EXERCISE
Repeat every line of the material, character for character.

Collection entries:
○ ○ ○ ○ ○

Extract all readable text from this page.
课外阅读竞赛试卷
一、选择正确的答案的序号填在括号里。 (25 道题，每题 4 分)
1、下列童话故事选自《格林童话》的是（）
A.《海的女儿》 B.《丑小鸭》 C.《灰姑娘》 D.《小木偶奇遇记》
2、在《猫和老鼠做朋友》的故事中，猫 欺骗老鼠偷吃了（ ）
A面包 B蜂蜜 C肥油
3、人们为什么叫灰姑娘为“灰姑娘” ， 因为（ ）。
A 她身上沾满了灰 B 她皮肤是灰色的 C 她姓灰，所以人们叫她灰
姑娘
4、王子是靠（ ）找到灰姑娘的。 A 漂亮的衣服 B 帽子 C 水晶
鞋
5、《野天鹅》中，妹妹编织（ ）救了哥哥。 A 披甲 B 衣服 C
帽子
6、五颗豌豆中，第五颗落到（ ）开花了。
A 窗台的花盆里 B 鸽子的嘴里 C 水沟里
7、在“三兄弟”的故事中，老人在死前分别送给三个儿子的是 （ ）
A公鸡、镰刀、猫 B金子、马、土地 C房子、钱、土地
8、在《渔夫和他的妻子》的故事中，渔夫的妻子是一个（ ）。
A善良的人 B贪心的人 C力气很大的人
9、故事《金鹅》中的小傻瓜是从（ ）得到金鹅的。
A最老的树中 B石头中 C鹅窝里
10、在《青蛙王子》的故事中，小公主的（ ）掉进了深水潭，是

○ ○ ○ ○ ○

SOLUTION BELOW
Extract all readable text from this page.
课外阅读竞赛试卷
一、选择正确的答案的序号填在括号里。 (25 道题，每题 4 分)
1、下列童话故事选自《格林童话》的是（）
A.《海的女儿》 B.《丑小鸭》 C.《灰姑娘》 D.《小木偶奇遇记》
2、在《猫和老鼠做朋友》的故事中，猫 欺骗老鼠偷吃了（ ）
A面包 B蜂蜜 C肥油
3、人们为什么叫灰姑娘为“灰姑娘” ， 因为（ ）。
A 她身上沾满了灰 B 她皮肤是灰色的 C 她姓灰，所以人们叫她灰
姑娘
4、王子是靠（ ）找到灰姑娘的。 A 漂亮的衣服 B 帽子 C 水晶
鞋
5、《野天鹅》中，妹妹编织（ ）救了哥哥。 A 披甲 B 衣服 C
帽子
6、五颗豌豆中，第五颗落到（ ）开花了。
A 窗台的花盆里 B 鸽子的嘴里 C 水沟里
7、在“三兄弟”的故事中，老人在死前分别送给三个儿子的是 （ ）
A公鸡、镰刀、猫 B金子、马、土地 C房子、钱、土地
8、在《渔夫和他的妻子》的故事中，渔夫的妻子是一个（ ）。
A善良的人 B贪心的人 C力气很大的人
9、故事《金鹅》中的小傻瓜是从（ ）得到金鹅的。
A最老的树中 B石头中 C鹅窝里
10、在《青蛙王子》的故事中，小公主的（ ）掉进了深水潭，是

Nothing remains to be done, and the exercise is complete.